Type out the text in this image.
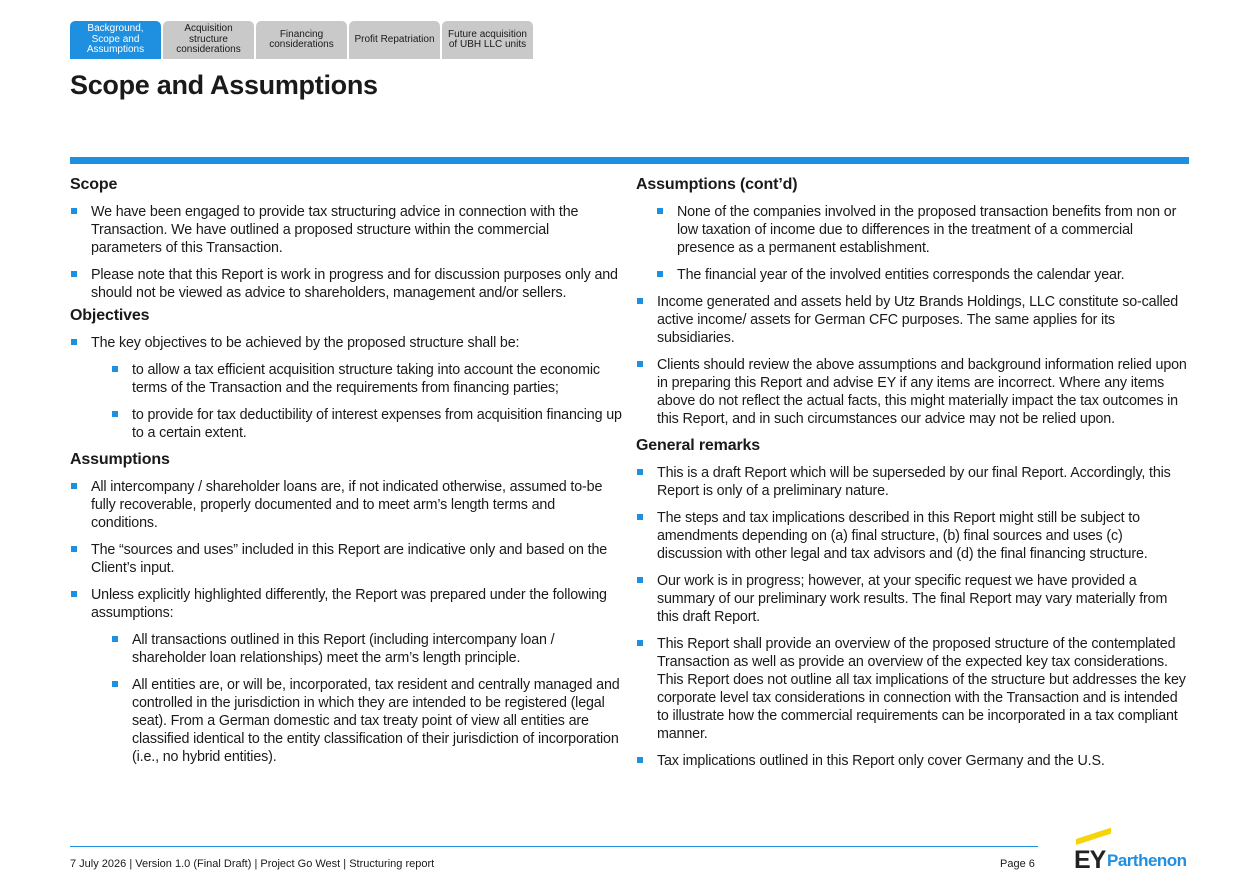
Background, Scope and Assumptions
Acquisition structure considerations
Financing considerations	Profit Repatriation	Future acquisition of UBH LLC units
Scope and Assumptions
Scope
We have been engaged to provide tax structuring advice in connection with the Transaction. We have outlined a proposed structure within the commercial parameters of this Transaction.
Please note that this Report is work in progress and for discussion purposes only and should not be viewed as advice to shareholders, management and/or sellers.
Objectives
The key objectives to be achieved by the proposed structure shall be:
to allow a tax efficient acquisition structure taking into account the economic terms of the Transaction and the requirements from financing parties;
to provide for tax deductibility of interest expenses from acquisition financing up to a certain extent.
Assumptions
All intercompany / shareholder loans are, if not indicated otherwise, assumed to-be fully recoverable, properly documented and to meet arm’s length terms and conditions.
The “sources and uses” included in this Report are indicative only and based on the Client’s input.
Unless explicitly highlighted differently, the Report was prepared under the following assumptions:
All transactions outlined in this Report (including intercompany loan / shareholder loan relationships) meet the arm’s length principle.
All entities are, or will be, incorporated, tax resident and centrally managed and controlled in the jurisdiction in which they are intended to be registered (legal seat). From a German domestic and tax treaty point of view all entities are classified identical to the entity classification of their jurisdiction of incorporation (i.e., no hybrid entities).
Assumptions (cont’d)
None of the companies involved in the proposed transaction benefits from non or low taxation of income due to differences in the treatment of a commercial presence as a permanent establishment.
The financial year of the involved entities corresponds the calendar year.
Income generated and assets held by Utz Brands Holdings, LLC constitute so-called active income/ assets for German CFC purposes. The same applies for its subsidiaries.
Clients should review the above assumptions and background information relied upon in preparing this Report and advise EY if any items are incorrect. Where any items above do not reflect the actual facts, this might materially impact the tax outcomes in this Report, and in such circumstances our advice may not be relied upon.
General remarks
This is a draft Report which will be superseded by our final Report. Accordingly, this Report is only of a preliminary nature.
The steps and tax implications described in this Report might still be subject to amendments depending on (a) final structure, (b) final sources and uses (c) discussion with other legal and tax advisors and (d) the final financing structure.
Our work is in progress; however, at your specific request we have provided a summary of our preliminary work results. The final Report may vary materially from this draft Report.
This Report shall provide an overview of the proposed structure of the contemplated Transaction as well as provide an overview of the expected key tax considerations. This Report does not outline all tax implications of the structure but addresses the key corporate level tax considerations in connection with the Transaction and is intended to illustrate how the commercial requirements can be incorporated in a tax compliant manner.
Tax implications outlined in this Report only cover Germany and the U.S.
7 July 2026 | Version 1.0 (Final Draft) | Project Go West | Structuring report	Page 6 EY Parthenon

-=-=-

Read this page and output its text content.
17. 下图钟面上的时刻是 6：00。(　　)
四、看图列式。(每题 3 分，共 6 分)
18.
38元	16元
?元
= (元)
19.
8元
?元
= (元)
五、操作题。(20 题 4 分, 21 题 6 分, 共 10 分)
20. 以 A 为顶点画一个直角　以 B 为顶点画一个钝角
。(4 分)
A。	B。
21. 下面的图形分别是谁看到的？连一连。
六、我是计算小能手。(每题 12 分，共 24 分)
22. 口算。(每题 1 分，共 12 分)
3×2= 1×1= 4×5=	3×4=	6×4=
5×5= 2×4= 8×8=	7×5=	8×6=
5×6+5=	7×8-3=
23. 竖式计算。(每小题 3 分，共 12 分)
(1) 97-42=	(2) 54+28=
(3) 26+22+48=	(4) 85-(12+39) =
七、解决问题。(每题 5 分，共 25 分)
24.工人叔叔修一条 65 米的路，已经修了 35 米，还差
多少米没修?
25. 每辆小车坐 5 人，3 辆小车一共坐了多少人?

-=-=-

### EXERCISE
From the records above, how many lines include the word "text"? Only the number is wanted.

### OUTPUT
2